◆ DIRECTION:
Pull out from the material below all lines with "What".

◆ DATASET RECORDS:
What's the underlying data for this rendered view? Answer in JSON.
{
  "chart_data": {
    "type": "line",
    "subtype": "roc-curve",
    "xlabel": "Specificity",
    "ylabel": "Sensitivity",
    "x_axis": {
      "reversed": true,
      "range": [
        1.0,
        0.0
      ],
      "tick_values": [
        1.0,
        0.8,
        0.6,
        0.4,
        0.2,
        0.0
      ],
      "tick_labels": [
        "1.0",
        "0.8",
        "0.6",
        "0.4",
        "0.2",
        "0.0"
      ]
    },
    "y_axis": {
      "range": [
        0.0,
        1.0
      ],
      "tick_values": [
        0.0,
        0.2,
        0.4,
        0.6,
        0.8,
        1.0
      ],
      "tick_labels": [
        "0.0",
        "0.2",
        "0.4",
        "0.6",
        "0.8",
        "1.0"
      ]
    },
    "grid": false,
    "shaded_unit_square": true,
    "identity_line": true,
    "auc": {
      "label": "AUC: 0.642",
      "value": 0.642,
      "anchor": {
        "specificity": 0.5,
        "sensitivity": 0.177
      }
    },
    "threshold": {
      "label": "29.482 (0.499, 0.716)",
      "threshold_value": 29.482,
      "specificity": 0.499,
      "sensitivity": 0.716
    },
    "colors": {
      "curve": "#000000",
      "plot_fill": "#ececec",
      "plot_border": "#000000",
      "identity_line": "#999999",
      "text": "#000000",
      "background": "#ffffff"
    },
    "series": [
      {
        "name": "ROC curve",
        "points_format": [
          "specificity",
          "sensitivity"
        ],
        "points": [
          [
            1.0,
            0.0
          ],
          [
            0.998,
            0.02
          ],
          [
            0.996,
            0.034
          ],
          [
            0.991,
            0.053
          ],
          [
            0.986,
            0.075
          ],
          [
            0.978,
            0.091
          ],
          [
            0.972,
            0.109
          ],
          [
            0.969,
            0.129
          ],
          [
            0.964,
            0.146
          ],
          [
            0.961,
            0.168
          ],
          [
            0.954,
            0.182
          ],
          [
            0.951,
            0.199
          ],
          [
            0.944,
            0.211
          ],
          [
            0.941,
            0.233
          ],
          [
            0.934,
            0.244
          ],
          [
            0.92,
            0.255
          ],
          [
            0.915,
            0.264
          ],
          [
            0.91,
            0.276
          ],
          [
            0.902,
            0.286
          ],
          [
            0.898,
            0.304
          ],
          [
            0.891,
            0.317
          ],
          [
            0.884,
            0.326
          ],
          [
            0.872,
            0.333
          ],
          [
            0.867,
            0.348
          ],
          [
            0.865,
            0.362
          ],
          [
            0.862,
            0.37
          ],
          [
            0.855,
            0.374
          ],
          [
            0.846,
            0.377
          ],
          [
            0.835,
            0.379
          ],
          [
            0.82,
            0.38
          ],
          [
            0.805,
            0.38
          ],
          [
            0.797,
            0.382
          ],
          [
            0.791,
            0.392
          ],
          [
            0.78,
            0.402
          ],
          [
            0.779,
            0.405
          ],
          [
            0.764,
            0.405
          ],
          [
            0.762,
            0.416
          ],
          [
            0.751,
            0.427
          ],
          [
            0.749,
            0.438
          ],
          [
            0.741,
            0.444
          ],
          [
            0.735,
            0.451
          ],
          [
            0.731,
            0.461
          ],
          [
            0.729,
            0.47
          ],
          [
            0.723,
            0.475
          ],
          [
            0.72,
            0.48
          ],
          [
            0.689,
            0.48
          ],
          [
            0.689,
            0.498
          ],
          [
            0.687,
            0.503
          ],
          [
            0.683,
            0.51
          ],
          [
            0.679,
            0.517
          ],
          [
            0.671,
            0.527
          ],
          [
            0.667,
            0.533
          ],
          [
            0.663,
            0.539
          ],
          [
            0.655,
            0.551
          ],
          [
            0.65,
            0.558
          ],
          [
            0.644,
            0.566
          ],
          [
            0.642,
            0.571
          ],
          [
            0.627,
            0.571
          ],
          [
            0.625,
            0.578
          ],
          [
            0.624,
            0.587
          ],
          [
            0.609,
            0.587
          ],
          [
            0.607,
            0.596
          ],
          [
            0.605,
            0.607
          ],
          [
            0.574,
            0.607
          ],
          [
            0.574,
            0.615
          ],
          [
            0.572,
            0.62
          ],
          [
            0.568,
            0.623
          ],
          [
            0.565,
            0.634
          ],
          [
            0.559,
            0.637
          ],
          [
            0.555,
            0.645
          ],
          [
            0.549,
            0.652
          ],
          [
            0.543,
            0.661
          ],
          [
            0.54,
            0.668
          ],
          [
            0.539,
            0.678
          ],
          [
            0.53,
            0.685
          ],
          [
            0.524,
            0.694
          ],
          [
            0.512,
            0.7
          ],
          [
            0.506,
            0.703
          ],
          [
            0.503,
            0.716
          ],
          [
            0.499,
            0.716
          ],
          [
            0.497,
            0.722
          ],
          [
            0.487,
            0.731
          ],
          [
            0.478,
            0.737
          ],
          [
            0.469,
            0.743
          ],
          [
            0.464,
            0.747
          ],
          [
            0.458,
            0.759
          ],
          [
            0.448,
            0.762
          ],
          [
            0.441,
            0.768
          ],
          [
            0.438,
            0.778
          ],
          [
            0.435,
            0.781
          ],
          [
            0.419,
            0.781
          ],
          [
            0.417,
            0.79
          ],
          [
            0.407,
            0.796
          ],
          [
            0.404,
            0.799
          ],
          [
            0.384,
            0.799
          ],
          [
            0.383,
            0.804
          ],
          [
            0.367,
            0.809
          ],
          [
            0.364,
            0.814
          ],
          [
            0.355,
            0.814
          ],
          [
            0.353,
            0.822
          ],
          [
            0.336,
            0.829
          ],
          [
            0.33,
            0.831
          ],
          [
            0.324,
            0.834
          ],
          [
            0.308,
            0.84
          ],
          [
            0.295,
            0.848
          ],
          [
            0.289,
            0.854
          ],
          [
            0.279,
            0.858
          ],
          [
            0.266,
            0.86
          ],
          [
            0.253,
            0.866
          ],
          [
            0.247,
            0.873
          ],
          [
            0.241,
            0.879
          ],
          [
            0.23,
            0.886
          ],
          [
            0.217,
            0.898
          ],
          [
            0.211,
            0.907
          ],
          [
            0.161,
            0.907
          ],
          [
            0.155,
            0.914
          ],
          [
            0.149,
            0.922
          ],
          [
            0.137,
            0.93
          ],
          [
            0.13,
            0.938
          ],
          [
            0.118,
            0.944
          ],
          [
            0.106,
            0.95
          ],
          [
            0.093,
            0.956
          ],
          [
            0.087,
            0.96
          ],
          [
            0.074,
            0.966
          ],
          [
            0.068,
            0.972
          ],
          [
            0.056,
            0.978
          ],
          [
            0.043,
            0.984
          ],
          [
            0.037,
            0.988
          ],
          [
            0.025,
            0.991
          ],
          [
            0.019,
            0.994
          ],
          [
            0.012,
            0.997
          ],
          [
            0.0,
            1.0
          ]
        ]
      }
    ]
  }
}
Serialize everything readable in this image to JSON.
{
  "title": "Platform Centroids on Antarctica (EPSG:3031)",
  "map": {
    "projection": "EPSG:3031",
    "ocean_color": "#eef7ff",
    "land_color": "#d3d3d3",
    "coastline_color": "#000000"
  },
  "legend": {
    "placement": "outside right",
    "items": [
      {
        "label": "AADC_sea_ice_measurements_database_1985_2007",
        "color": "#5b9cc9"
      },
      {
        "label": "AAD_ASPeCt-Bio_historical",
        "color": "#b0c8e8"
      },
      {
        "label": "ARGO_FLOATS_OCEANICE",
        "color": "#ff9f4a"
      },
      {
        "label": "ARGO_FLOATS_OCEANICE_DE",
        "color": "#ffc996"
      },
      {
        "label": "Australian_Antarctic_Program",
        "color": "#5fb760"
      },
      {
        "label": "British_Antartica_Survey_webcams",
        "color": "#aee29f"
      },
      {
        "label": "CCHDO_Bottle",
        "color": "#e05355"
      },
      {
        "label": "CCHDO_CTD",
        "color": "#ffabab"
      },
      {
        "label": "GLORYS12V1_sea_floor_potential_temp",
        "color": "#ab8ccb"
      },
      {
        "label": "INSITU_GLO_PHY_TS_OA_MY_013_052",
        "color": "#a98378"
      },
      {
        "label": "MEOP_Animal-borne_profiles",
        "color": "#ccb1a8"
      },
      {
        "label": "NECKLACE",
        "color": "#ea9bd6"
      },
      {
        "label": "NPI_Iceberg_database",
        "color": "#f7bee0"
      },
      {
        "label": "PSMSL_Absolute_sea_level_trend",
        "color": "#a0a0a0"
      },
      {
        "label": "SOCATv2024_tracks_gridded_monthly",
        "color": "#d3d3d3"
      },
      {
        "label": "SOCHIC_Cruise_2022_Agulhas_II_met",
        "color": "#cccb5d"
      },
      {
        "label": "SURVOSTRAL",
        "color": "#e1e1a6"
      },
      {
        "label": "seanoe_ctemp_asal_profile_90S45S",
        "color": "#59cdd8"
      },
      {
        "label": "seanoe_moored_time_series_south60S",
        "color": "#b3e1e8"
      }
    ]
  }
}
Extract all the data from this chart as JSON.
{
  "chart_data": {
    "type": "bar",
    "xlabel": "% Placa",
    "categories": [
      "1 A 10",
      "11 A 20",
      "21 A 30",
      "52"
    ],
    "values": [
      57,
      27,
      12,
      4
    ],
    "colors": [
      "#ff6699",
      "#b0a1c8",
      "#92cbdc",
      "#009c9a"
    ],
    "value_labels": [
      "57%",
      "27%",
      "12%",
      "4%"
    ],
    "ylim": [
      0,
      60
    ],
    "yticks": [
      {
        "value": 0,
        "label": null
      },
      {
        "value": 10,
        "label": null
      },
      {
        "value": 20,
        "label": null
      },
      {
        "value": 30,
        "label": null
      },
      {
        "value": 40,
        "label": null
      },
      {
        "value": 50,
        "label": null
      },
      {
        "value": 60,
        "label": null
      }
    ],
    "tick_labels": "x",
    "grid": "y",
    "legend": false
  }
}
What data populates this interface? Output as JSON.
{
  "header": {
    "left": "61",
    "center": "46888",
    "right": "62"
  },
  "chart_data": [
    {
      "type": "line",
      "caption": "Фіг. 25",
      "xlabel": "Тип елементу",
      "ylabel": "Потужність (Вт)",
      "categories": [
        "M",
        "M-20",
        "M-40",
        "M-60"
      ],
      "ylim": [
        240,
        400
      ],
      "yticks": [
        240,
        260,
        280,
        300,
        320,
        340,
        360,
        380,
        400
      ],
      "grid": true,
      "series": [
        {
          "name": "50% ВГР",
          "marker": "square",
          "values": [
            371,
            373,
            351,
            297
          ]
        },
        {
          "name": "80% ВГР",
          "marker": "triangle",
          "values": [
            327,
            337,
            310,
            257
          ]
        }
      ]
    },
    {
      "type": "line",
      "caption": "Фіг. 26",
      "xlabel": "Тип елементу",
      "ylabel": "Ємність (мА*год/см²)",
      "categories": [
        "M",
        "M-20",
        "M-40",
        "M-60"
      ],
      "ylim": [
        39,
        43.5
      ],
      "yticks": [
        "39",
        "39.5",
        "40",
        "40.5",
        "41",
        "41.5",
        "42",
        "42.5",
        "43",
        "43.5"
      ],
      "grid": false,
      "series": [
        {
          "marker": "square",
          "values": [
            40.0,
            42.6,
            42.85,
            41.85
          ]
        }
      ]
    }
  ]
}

◆ COMPLETE RESPONSE:
What's the underlying data for this rendered view? Answer in JSON.
What data populates this interface? Output as JSON.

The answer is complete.